**ACTIVITY:** Find how many lines of the records below contain the word "Change" and write that number by itself.

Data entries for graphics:

<<<<

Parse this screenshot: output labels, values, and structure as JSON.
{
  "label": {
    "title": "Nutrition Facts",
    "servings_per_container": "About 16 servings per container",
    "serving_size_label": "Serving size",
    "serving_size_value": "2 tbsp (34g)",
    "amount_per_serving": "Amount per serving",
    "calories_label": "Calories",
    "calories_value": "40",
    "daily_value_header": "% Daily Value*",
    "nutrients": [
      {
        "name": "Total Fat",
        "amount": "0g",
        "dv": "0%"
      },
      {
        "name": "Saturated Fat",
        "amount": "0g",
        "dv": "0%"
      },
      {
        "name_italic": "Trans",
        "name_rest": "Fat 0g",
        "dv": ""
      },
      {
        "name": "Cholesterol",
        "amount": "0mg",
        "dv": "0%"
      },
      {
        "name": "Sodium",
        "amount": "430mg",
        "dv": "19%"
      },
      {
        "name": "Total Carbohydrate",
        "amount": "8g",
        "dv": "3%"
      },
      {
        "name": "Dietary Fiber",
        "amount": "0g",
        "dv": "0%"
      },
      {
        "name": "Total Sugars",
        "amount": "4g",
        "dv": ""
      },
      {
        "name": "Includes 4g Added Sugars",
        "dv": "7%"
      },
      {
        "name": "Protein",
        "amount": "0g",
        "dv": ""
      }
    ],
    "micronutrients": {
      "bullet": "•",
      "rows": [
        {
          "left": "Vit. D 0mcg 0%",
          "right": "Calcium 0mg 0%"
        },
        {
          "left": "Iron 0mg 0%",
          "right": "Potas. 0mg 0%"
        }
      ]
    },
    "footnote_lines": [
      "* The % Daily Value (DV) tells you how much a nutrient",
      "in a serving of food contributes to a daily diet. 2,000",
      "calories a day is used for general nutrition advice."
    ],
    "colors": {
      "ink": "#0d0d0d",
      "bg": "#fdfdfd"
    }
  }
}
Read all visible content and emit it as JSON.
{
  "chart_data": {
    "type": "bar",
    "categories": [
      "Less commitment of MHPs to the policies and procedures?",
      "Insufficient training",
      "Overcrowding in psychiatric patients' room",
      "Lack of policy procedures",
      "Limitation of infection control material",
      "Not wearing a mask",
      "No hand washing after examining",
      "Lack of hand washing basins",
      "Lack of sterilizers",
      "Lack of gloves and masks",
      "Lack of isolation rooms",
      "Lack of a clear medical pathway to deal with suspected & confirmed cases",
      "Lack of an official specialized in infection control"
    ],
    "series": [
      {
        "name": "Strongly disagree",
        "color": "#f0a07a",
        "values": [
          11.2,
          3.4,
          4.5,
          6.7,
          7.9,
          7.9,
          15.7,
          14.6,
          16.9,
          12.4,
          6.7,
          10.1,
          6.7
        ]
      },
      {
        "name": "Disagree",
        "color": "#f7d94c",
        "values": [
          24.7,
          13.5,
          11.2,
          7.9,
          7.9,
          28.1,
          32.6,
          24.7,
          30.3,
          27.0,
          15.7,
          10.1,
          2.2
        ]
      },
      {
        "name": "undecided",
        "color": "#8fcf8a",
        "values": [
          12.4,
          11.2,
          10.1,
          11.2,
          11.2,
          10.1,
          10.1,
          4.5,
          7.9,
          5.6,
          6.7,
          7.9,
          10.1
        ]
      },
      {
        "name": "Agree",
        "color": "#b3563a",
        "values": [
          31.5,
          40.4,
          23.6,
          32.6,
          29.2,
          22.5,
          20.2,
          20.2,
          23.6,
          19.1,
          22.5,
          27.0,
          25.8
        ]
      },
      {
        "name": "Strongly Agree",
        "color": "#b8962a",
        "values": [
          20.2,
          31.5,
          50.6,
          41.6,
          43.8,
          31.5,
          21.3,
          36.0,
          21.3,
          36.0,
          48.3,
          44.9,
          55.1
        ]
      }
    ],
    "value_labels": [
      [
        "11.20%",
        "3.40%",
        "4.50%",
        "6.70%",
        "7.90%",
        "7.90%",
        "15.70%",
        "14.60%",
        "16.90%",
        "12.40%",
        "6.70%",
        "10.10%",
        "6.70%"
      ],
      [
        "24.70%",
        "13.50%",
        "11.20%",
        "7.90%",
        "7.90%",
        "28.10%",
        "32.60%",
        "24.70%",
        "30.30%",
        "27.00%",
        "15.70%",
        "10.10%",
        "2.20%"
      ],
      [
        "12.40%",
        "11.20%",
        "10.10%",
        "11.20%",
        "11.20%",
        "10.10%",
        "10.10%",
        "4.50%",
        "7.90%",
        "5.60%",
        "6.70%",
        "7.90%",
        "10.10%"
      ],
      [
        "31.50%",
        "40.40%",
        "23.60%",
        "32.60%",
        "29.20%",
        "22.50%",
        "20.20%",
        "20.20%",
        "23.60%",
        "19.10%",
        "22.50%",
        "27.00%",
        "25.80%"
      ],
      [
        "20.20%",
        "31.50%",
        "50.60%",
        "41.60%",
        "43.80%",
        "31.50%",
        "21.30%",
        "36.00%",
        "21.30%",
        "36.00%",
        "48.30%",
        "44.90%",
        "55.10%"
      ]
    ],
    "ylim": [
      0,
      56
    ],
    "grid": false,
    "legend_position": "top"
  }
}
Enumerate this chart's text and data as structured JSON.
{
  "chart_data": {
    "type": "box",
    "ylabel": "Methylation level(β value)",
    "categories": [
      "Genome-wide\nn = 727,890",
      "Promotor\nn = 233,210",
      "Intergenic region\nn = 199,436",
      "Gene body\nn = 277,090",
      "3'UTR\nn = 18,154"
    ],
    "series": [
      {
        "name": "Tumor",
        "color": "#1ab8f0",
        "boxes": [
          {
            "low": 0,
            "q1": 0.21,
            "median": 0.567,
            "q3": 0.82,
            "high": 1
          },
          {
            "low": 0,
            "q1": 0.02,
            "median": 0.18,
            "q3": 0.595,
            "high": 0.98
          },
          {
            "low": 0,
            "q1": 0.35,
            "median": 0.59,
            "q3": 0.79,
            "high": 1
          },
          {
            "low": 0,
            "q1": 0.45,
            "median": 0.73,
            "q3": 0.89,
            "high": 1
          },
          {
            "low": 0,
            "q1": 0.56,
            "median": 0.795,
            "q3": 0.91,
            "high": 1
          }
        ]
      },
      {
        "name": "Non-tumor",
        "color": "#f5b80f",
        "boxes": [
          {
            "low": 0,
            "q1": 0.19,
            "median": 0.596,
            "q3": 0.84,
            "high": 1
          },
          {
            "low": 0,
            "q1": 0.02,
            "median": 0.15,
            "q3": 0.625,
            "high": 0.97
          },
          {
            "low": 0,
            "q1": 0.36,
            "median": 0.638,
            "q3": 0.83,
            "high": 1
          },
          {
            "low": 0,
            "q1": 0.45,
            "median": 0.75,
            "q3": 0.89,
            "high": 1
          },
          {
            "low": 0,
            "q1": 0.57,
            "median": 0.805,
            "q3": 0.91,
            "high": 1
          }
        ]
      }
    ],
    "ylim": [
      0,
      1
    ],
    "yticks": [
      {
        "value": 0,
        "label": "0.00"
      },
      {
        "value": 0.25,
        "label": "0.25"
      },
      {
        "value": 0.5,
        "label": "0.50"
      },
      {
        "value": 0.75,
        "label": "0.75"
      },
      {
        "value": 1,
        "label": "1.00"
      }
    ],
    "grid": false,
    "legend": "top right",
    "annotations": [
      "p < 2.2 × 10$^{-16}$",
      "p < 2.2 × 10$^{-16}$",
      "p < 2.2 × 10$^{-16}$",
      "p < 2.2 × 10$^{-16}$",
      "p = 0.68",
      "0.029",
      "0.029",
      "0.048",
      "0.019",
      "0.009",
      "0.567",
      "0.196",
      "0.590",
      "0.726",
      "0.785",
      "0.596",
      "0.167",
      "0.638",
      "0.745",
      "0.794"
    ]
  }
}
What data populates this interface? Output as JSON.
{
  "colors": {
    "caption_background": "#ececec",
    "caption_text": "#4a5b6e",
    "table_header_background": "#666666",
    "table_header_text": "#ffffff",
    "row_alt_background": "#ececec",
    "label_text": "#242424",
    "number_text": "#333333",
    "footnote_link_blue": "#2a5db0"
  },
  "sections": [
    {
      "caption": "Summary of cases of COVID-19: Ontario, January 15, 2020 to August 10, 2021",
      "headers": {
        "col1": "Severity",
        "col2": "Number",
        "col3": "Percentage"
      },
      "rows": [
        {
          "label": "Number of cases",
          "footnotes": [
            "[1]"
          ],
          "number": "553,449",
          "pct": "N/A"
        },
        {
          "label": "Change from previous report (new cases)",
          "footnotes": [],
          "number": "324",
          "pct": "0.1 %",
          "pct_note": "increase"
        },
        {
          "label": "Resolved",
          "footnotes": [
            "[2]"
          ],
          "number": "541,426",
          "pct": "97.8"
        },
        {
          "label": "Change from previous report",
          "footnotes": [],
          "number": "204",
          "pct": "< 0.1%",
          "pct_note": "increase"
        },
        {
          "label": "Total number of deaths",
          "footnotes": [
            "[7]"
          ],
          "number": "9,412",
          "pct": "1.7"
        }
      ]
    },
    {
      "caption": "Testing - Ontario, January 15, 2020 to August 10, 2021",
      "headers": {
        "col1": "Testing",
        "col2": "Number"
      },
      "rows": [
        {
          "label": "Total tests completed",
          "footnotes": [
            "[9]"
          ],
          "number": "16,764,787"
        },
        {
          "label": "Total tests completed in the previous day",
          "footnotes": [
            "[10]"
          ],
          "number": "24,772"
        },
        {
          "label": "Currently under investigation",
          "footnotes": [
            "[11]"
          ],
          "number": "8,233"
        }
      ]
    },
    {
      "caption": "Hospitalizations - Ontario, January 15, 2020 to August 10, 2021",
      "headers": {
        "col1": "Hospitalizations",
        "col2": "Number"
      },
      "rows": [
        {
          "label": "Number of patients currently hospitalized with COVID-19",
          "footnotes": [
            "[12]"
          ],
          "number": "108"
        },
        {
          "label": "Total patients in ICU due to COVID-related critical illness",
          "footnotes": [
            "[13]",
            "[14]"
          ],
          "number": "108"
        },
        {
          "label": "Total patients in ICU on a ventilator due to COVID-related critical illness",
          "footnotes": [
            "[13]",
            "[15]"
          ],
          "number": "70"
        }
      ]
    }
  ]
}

>>>>

**FINAL ANSWER:** 2